== INSTRUCTION ==
Determine how many lines hold "Stück" and give only that number.

== INPUT MATERIAL ==

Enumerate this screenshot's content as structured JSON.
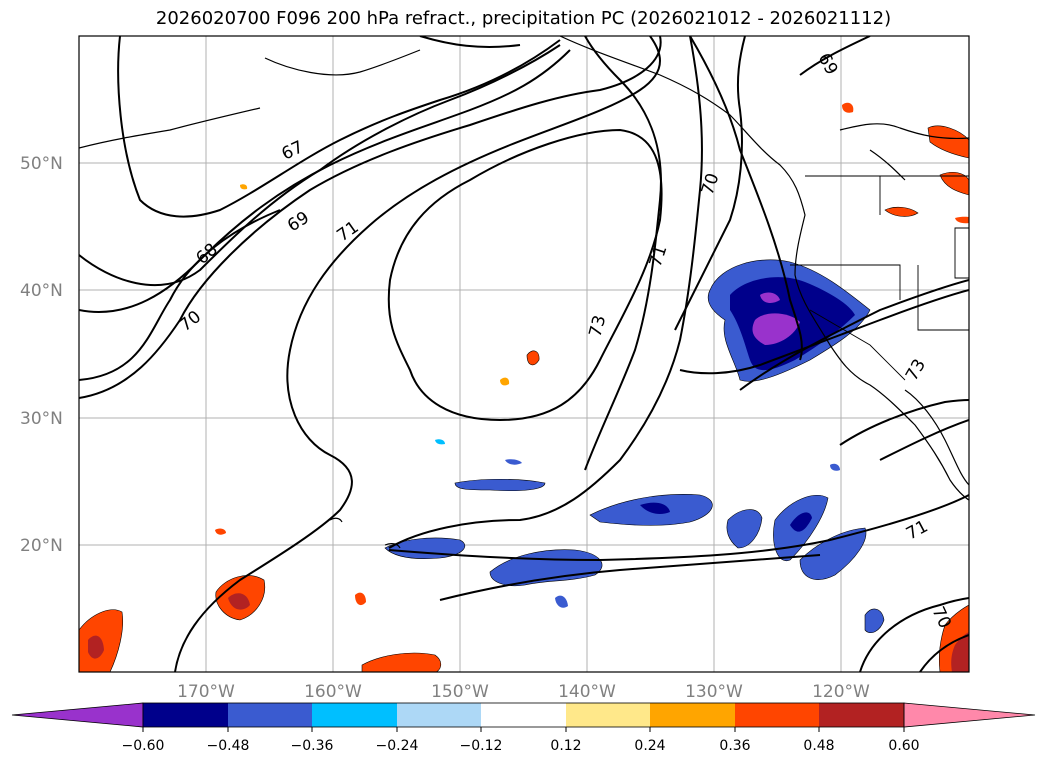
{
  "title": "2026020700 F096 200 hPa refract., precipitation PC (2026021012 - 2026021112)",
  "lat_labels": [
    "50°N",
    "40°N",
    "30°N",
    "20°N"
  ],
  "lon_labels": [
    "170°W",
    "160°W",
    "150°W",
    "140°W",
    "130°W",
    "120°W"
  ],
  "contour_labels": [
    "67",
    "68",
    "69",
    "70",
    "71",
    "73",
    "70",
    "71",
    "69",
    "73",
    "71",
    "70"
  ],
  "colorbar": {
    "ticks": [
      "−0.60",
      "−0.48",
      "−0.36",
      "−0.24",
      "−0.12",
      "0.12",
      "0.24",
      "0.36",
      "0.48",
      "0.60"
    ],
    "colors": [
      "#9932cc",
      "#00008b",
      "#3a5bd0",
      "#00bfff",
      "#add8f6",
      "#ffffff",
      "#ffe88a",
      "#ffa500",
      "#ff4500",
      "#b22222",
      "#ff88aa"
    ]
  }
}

==

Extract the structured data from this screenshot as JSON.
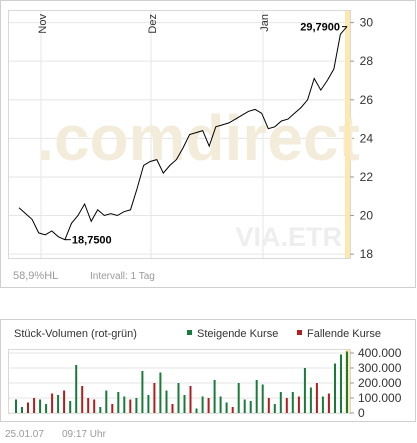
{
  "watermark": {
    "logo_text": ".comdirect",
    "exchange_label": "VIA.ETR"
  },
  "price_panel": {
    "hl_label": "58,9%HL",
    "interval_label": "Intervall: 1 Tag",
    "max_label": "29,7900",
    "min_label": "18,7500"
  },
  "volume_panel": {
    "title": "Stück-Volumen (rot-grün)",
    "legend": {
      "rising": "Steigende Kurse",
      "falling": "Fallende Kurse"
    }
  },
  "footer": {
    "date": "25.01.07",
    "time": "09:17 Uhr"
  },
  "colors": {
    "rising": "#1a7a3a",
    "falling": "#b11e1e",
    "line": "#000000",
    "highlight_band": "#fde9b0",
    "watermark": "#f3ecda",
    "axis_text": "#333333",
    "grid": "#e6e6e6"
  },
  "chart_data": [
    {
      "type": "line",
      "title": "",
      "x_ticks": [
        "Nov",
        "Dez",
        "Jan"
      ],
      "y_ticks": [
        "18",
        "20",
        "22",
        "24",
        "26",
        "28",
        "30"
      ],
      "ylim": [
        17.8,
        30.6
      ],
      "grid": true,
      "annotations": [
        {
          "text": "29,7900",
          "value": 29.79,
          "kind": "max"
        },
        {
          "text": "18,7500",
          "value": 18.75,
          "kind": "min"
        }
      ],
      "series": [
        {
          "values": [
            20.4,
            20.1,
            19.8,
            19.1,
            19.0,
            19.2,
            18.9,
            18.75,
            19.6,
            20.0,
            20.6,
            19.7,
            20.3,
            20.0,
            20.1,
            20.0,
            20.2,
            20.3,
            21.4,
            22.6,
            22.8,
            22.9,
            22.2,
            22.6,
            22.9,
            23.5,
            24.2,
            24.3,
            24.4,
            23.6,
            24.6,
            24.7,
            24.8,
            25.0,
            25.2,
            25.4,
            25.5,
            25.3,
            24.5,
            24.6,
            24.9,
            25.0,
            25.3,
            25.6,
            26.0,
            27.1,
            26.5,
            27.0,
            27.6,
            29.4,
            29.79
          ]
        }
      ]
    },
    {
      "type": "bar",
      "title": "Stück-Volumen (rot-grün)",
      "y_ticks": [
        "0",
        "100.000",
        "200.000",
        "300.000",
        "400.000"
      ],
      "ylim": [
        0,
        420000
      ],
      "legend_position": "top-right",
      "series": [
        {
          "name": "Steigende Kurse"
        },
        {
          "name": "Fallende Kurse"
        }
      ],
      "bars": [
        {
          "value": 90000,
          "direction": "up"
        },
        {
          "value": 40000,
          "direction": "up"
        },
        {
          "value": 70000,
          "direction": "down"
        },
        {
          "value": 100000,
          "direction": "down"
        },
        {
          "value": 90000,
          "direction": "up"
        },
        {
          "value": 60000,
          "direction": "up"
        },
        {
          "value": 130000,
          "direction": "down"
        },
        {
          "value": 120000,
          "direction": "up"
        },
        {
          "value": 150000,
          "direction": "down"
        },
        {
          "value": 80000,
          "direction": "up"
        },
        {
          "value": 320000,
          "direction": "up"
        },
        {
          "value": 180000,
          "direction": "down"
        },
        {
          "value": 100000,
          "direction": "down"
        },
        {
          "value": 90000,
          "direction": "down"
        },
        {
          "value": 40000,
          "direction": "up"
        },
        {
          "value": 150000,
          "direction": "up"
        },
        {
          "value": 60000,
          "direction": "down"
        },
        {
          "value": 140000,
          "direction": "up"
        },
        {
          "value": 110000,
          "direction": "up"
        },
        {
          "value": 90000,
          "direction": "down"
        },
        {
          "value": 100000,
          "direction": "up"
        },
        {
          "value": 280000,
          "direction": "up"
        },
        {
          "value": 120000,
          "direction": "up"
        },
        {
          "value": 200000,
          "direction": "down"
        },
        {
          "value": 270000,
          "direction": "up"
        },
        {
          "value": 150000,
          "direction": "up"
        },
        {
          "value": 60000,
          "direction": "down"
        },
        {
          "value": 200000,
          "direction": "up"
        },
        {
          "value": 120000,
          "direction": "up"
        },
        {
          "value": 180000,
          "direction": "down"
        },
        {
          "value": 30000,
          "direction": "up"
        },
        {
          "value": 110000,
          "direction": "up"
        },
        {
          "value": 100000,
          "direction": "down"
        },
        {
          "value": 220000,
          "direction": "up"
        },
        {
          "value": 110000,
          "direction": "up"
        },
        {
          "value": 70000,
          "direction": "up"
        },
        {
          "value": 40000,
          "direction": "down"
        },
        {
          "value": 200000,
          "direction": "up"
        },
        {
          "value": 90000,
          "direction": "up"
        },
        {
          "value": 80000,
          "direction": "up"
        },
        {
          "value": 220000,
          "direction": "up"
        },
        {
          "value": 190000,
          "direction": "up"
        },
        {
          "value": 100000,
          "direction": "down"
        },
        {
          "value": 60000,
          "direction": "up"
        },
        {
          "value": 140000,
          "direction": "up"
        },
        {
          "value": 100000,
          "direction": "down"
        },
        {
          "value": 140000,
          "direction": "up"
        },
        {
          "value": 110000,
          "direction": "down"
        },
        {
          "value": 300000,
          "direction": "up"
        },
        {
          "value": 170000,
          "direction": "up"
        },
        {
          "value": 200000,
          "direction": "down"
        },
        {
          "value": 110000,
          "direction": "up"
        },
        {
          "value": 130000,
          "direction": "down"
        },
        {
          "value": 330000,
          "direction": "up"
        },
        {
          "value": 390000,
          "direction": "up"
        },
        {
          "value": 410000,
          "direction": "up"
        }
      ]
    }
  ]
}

== SOLUTION FOR THIS EXERCISE ==
2